▶ Exercise input
— begin —

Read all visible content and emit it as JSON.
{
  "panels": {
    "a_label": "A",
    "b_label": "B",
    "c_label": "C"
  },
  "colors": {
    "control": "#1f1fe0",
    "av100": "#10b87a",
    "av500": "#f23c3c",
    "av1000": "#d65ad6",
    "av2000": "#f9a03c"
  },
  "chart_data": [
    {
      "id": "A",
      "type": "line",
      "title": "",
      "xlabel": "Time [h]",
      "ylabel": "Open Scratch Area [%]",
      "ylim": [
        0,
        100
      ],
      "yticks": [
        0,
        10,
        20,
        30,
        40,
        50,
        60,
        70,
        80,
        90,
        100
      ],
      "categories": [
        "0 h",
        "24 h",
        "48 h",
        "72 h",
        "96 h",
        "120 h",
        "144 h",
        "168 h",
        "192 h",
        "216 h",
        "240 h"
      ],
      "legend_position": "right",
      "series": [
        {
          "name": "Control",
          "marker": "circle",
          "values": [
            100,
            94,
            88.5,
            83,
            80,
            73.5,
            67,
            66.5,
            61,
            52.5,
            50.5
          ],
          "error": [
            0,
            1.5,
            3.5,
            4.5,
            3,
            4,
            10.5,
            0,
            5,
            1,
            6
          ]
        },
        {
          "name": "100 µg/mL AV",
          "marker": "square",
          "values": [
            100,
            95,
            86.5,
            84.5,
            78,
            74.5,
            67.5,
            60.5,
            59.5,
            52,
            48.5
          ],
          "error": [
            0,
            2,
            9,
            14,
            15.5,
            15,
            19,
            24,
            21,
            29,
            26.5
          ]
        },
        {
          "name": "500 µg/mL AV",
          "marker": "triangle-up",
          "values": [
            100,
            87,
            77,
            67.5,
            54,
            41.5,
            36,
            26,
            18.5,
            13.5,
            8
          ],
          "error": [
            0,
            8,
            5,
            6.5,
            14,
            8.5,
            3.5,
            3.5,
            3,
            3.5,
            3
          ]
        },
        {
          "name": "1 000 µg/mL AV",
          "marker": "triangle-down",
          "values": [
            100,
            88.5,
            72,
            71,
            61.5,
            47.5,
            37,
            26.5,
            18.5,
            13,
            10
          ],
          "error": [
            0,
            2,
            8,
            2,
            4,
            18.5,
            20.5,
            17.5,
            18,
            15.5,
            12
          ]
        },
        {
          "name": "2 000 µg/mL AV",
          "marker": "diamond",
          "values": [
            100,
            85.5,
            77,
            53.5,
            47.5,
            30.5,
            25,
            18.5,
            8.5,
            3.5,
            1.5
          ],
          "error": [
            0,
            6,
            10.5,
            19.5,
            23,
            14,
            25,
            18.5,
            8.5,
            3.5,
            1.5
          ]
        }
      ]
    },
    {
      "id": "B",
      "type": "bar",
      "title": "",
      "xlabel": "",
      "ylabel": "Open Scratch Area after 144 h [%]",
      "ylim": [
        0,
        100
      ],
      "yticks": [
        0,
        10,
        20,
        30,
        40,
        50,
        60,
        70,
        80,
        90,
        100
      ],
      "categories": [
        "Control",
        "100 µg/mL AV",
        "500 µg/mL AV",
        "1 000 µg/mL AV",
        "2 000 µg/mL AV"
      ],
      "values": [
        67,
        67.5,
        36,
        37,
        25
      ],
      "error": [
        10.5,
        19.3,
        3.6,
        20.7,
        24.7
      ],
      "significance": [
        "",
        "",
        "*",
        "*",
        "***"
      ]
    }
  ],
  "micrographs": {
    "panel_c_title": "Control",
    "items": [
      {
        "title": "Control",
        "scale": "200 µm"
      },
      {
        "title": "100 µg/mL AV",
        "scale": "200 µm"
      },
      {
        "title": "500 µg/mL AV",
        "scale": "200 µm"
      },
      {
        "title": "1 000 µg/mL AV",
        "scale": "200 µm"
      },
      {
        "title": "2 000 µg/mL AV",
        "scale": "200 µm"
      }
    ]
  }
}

— end —

▶ What this task involves
Give only the number of lines above that hold the string "Open".

▶ Answer
2